Exercise — Repeat the full listing below verbatim and keep the images out.

Material supplied —
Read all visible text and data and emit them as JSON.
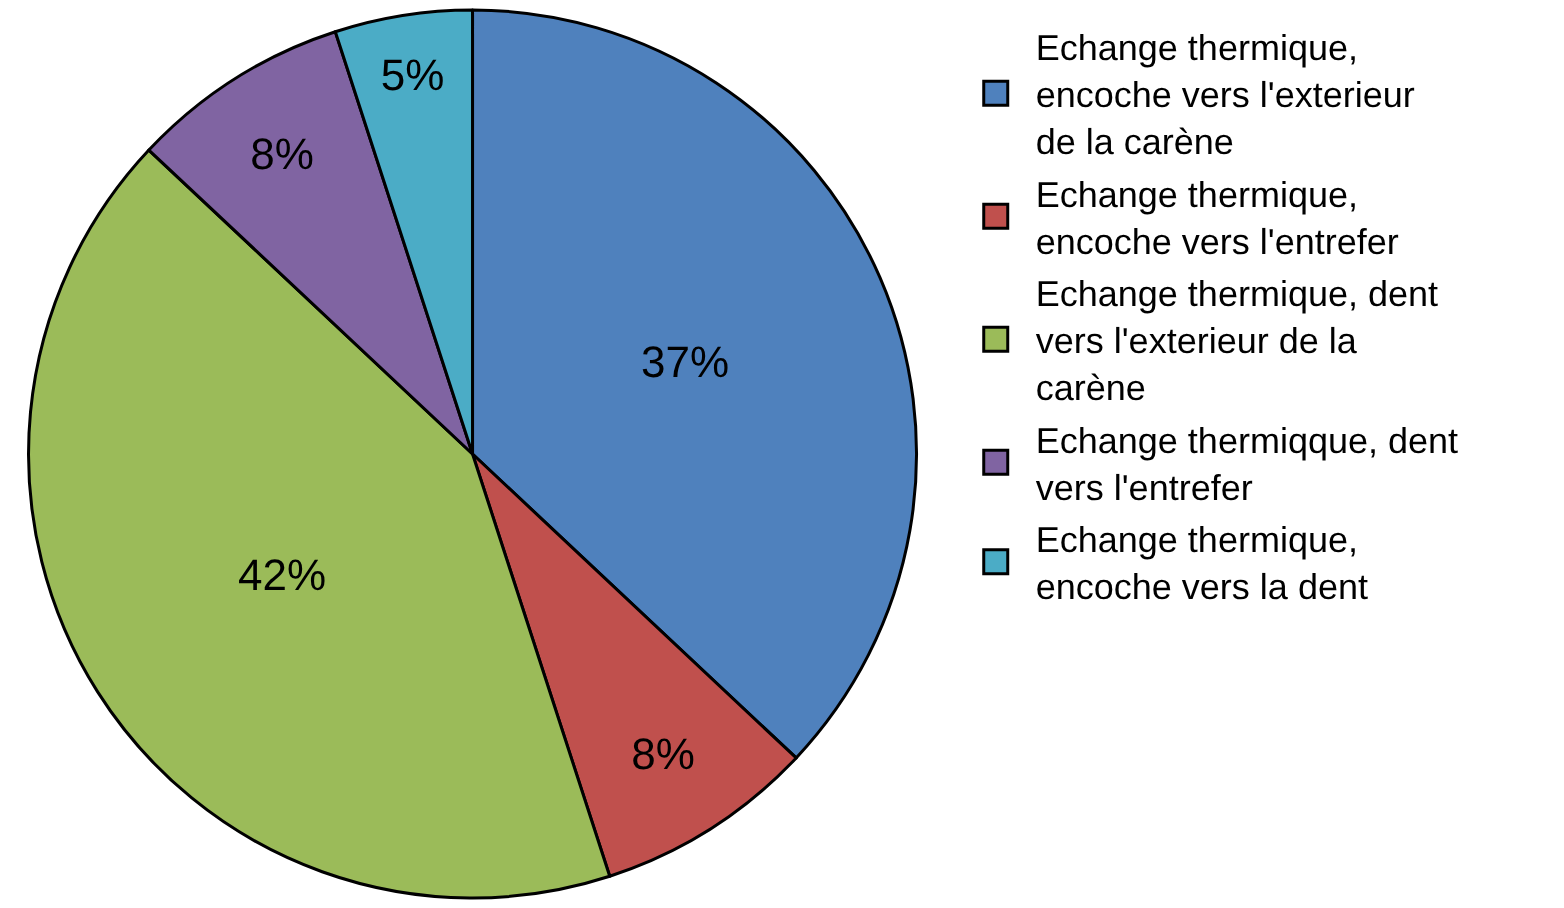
{
  "chart_data": {
    "type": "pie",
    "categories": [
      "Echange thermique, encoche vers l'exterieur de la carène",
      "Echange thermique, encoche vers l'entrefer",
      "Echange thermique, dent vers l'exterieur de la carène",
      "Echange thermiqque, dent vers l'entrefer",
      "Echange thermique, encoche vers la dent"
    ],
    "values": [
      37,
      8,
      42,
      8,
      5
    ],
    "value_labels": [
      "37%",
      "8%",
      "42%",
      "8%",
      "5%"
    ],
    "colors": [
      "#4f81bd",
      "#c0504d",
      "#9bbb59",
      "#8064a2",
      "#4bacc6"
    ],
    "legend": "right"
  }
}
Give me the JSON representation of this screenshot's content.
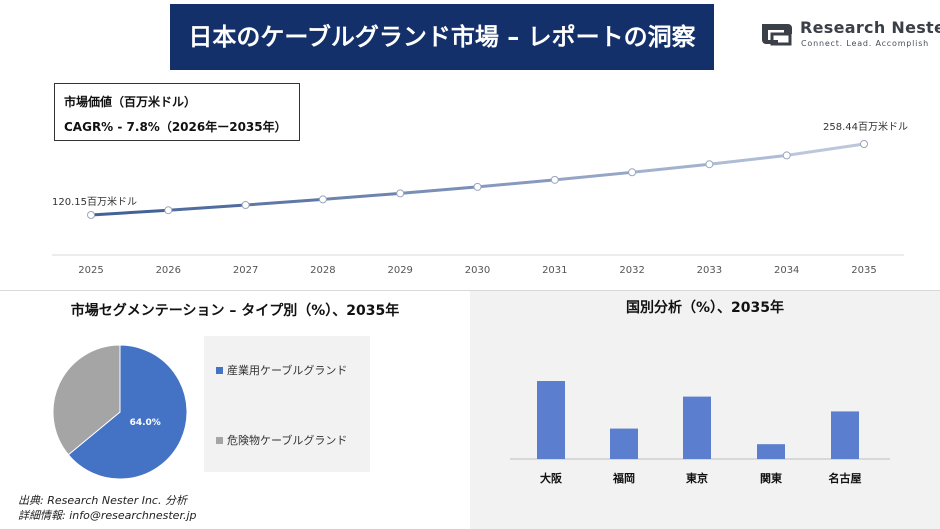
{
  "header": {
    "title": "日本のケーブルグランド市場 – レポートの洞察"
  },
  "logo": {
    "name": "Research Nester",
    "tagline": "Connect. Lead. Accomplish"
  },
  "info_box": {
    "line1": "市場価値（百万米ドル）",
    "line2": "CAGR% - 7.8%（2026年ー2035年）"
  },
  "pie_section": {
    "title": "市場セグメンテーション – タイプ別（%）、2035年"
  },
  "bar_section": {
    "title": "国別分析（%）、2035年"
  },
  "source": {
    "line1": "出典: Research Nester Inc. 分析",
    "line2": "詳細情報: info@researchnester.jp"
  },
  "colors": {
    "title_bg": "#14306a",
    "line_start": "#3d5c94",
    "line_end": "#c3cde0",
    "pie_primary": "#4472c4",
    "pie_secondary": "#a5a5a5",
    "bar": "#5b7fce"
  },
  "chart_data": [
    {
      "type": "line",
      "x": [
        "2025",
        "2026",
        "2027",
        "2028",
        "2029",
        "2030",
        "2031",
        "2032",
        "2033",
        "2034",
        "2035"
      ],
      "values": [
        120.15,
        129.5,
        139.6,
        150.5,
        162.3,
        174.9,
        188.6,
        203.3,
        219.1,
        236.2,
        258.44
      ],
      "start_label": "120.15百万米ドル",
      "end_label": "258.44百万米ドル",
      "grid": false
    },
    {
      "type": "pie",
      "categories": [
        "産業用ケーブルグランド",
        "危険物ケーブルグランド"
      ],
      "values": [
        64.0,
        36.0
      ],
      "slice_label": "64.0%",
      "legend": "right"
    },
    {
      "type": "bar",
      "categories": [
        "大阪",
        "福岡",
        "東京",
        "関東",
        "名古屋"
      ],
      "values": [
        100,
        39,
        80,
        19,
        61
      ],
      "grid": false
    }
  ]
}
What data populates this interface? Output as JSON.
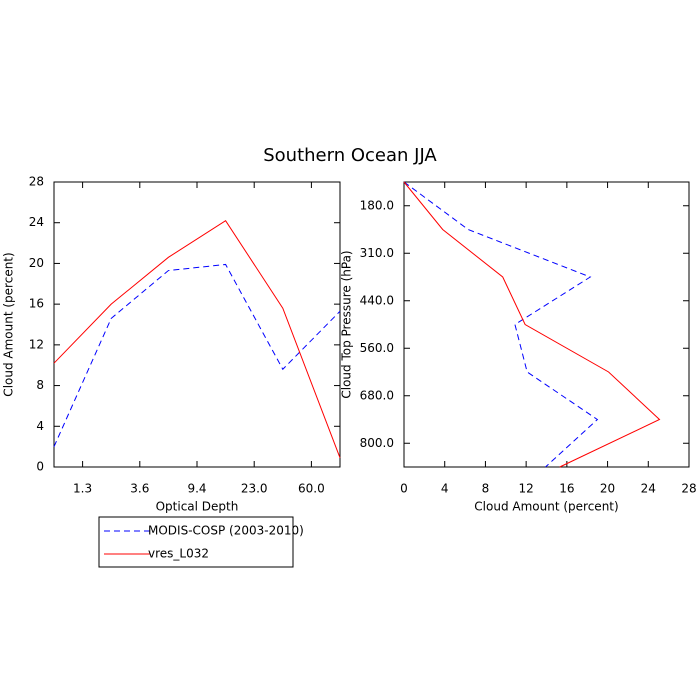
{
  "title": "Southern Ocean JJA",
  "chart_data": [
    {
      "type": "line",
      "orientation": "vertical",
      "xlabel": "Optical Depth",
      "ylabel": "Cloud Amount (percent)",
      "x": [
        0,
        1,
        2,
        3,
        4,
        5
      ],
      "xlim": [
        0,
        5
      ],
      "xticks": [
        {
          "value": 0.5,
          "label": "1.3"
        },
        {
          "value": 1.5,
          "label": "3.6"
        },
        {
          "value": 2.5,
          "label": "9.4"
        },
        {
          "value": 3.5,
          "label": "23.0"
        },
        {
          "value": 4.5,
          "label": "60.0"
        }
      ],
      "ylim": [
        0,
        28
      ],
      "yticks": [
        0,
        4,
        8,
        12,
        16,
        20,
        24,
        28
      ],
      "series": [
        {
          "name": "MODIS-COSP (2003-2010)",
          "color": "#0000ff",
          "dash": true,
          "values": [
            2.0,
            14.6,
            19.3,
            19.9,
            9.6,
            15.3
          ]
        },
        {
          "name": "vres_L032",
          "color": "#ff0000",
          "dash": false,
          "values": [
            10.2,
            16.0,
            20.6,
            24.2,
            15.6,
            0.9
          ]
        }
      ]
    },
    {
      "type": "line",
      "orientation": "horizontal",
      "xlabel": "Cloud Amount (percent)",
      "ylabel": "Cloud Top Pressure (hPa)",
      "y": [
        0,
        1,
        2,
        3,
        4,
        5,
        6
      ],
      "ylim": [
        6,
        0
      ],
      "yticks": [
        {
          "value": 0.5,
          "label": "180.0"
        },
        {
          "value": 1.5,
          "label": "310.0"
        },
        {
          "value": 2.5,
          "label": "440.0"
        },
        {
          "value": 3.5,
          "label": "560.0"
        },
        {
          "value": 4.5,
          "label": "680.0"
        },
        {
          "value": 5.5,
          "label": "800.0"
        }
      ],
      "xlim": [
        0,
        28
      ],
      "xticks": [
        0,
        4,
        8,
        12,
        16,
        20,
        24,
        28
      ],
      "series": [
        {
          "name": "MODIS-COSP (2003-2010)",
          "color": "#0000ff",
          "dash": true,
          "values": [
            0,
            6.3,
            18.3,
            10.9,
            12.1,
            19.0,
            13.9
          ]
        },
        {
          "name": "vres_L032",
          "color": "#ff0000",
          "dash": false,
          "values": [
            0,
            3.8,
            9.7,
            11.9,
            20.1,
            25.1,
            15.3
          ]
        }
      ]
    }
  ]
}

Written response —
Read all visible text and data and emit them as JSON.
{
  "chart_data": {
    "type": "pie",
    "categories": [
      "Echange thermique, encoche vers l'exterieur de la carène",
      "Echange thermique, encoche vers l'entrefer",
      "Echange thermique, dent vers l'exterieur de la carène",
      "Echange thermiqque, dent vers l'entrefer",
      "Echange thermique, encoche vers la dent"
    ],
    "values": [
      37,
      8,
      42,
      8,
      5
    ],
    "value_labels": [
      "37%",
      "8%",
      "42%",
      "8%",
      "5%"
    ],
    "colors": [
      "#4f81bd",
      "#c0504d",
      "#9bbb59",
      "#8064a2",
      "#4bacc6"
    ],
    "legend": "right"
  }
}
Give me the JSON representation of this screenshot's content.
{
  "header": {
    "title": "日本のケーブルグランド市場 – レポートの洞察"
  },
  "logo": {
    "name": "Research Nester",
    "tagline": "Connect. Lead. Accomplish"
  },
  "info_box": {
    "line1": "市場価値（百万米ドル）",
    "line2": "CAGR% - 7.8%（2026年ー2035年）"
  },
  "pie_section": {
    "title": "市場セグメンテーション – タイプ別（%）、2035年"
  },
  "bar_section": {
    "title": "国別分析（%）、2035年"
  },
  "source": {
    "line1": "出典: Research Nester Inc. 分析",
    "line2": "詳細情報: info@researchnester.jp"
  },
  "colors": {
    "title_bg": "#14306a",
    "line_start": "#3d5c94",
    "line_end": "#c3cde0",
    "pie_primary": "#4472c4",
    "pie_secondary": "#a5a5a5",
    "bar": "#5b7fce"
  },
  "chart_data": [
    {
      "type": "line",
      "x": [
        "2025",
        "2026",
        "2027",
        "2028",
        "2029",
        "2030",
        "2031",
        "2032",
        "2033",
        "2034",
        "2035"
      ],
      "values": [
        120.15,
        129.5,
        139.6,
        150.5,
        162.3,
        174.9,
        188.6,
        203.3,
        219.1,
        236.2,
        258.44
      ],
      "start_label": "120.15百万米ドル",
      "end_label": "258.44百万米ドル",
      "grid": false
    },
    {
      "type": "pie",
      "categories": [
        "産業用ケーブルグランド",
        "危険物ケーブルグランド"
      ],
      "values": [
        64.0,
        36.0
      ],
      "slice_label": "64.0%",
      "legend": "right"
    },
    {
      "type": "bar",
      "categories": [
        "大阪",
        "福岡",
        "東京",
        "関東",
        "名古屋"
      ],
      "values": [
        100,
        39,
        80,
        19,
        61
      ],
      "grid": false
    }
  ]
}
What data populates this interface? Output as JSON.
{
  "title": "Southern Ocean JJA",
  "chart_data": [
    {
      "type": "line",
      "orientation": "vertical",
      "xlabel": "Optical Depth",
      "ylabel": "Cloud Amount (percent)",
      "x": [
        0,
        1,
        2,
        3,
        4,
        5
      ],
      "xlim": [
        0,
        5
      ],
      "xticks": [
        {
          "value": 0.5,
          "label": "1.3"
        },
        {
          "value": 1.5,
          "label": "3.6"
        },
        {
          "value": 2.5,
          "label": "9.4"
        },
        {
          "value": 3.5,
          "label": "23.0"
        },
        {
          "value": 4.5,
          "label": "60.0"
        }
      ],
      "ylim": [
        0,
        28
      ],
      "yticks": [
        0,
        4,
        8,
        12,
        16,
        20,
        24,
        28
      ],
      "series": [
        {
          "name": "MODIS-COSP (2003-2010)",
          "color": "#0000ff",
          "dash": true,
          "values": [
            2.0,
            14.6,
            19.3,
            19.9,
            9.6,
            15.3
          ]
        },
        {
          "name": "vres_L032",
          "color": "#ff0000",
          "dash": false,
          "values": [
            10.2,
            16.0,
            20.6,
            24.2,
            15.6,
            0.9
          ]
        }
      ]
    },
    {
      "type": "line",
      "orientation": "horizontal",
      "xlabel": "Cloud Amount (percent)",
      "ylabel": "Cloud Top Pressure (hPa)",
      "y": [
        0,
        1,
        2,
        3,
        4,
        5,
        6
      ],
      "ylim": [
        6,
        0
      ],
      "yticks": [
        {
          "value": 0.5,
          "label": "180.0"
        },
        {
          "value": 1.5,
          "label": "310.0"
        },
        {
          "value": 2.5,
          "label": "440.0"
        },
        {
          "value": 3.5,
          "label": "560.0"
        },
        {
          "value": 4.5,
          "label": "680.0"
        },
        {
          "value": 5.5,
          "label": "800.0"
        }
      ],
      "xlim": [
        0,
        28
      ],
      "xticks": [
        0,
        4,
        8,
        12,
        16,
        20,
        24,
        28
      ],
      "series": [
        {
          "name": "MODIS-COSP (2003-2010)",
          "color": "#0000ff",
          "dash": true,
          "values": [
            0,
            6.3,
            18.3,
            10.9,
            12.1,
            19.0,
            13.9
          ]
        },
        {
          "name": "vres_L032",
          "color": "#ff0000",
          "dash": false,
          "values": [
            0,
            3.8,
            9.7,
            11.9,
            20.1,
            25.1,
            15.3
          ]
        }
      ]
    }
  ]
}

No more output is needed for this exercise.